Il compito:
Puoi riportare il passo della selezione, tutto da "Avverso tale decreto" fino a "di pubblica utilità.", sostituendo "opposizione" con "reclamo"?

━━━ Selezione ━━━

Penale
ilPenalista

La validità dell'impugnazione spedita a mezzo PEC al vaglio delle Sezioni Unite

Genziana Leto
10 Gennaio 2017

La questione sottoposta al vaglio delle Sezioni Unite è la seguente: la trasmissione dell'impugnazione a mezzo PEC può essere assimilata alla trasmissione dell'impugnazione tramite raccomandata alla competente cancelleria, ai sensi dell'art. 583 c.p.p.?
Massima

Va rimessa alle Sezioni Unite la soluzione del seguente quesito: è consentito alle parti private, nel processo penale, effettuare comunicazioni e notificazioni a mezzo PEC?

Il caso

In data 4 febbraio 2016, F. veniva condannato, con decreto penale di condanna, alla pena di € 3.400,00 di ammenda per il reato di cui all'art. 186, comma 2, lett. b) e comma 2-sexies, Codice della Strada.

Avverso tale decreto F. proponeva opposizione a mezzo PEC chiedendo l'applicazione della pena e la sostituzione della stessa con lavori di pubblica utilità.

━━━ Estratto dei dati ━━━

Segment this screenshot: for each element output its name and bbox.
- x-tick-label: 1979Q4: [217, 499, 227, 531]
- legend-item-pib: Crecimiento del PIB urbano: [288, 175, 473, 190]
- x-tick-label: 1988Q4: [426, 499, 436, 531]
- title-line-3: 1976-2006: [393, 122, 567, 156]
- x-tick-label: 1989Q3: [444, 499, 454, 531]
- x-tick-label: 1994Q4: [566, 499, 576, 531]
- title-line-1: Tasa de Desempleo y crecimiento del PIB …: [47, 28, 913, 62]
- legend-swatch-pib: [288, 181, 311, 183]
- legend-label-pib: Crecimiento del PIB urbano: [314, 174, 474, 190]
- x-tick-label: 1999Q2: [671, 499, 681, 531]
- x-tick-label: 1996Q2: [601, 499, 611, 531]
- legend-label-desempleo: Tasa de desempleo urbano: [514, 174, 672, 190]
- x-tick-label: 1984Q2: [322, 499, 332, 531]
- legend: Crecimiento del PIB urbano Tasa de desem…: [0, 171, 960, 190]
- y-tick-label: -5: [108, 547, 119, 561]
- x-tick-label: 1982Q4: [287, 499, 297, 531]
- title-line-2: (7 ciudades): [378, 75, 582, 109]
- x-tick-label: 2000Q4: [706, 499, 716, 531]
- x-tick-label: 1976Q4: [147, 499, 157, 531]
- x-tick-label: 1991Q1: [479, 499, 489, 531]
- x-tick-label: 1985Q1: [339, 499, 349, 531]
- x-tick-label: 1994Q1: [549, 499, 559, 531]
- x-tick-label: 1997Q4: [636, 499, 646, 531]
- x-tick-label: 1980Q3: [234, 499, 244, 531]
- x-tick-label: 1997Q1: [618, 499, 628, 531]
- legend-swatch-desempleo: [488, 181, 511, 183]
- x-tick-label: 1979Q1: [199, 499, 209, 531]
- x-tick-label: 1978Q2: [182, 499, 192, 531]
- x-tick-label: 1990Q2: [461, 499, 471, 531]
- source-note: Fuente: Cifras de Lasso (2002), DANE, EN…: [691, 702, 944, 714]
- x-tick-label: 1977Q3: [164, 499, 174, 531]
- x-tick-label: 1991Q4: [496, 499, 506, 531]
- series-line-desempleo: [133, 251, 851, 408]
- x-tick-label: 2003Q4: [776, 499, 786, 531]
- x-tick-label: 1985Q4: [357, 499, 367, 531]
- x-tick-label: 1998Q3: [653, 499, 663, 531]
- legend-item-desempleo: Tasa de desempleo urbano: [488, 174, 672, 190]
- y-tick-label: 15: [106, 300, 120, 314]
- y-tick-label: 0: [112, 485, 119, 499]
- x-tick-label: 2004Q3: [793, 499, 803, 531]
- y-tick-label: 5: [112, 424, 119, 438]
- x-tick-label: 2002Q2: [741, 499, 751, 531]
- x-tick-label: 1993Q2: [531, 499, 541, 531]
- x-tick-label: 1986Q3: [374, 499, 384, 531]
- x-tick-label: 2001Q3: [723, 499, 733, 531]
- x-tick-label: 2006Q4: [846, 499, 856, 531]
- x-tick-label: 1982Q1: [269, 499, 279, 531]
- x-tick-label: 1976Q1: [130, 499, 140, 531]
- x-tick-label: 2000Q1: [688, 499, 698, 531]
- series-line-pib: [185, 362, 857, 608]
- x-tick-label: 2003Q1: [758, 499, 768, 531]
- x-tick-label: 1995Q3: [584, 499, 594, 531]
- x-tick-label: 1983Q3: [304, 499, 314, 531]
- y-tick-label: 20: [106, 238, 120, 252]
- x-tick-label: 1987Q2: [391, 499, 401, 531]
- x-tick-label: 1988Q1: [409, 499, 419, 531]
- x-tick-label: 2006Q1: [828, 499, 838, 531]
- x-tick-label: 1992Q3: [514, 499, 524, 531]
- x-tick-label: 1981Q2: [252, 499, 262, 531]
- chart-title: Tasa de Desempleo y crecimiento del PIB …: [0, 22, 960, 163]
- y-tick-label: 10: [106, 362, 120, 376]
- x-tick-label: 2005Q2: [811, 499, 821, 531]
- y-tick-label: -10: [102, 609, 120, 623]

━━━

Risposta completa:
Avverso tale decreto F. proponeva reclamo a mezzo PEC chiedendo l'applicazione della pena e la sostituzione della stessa con lavori di pubblica utilità.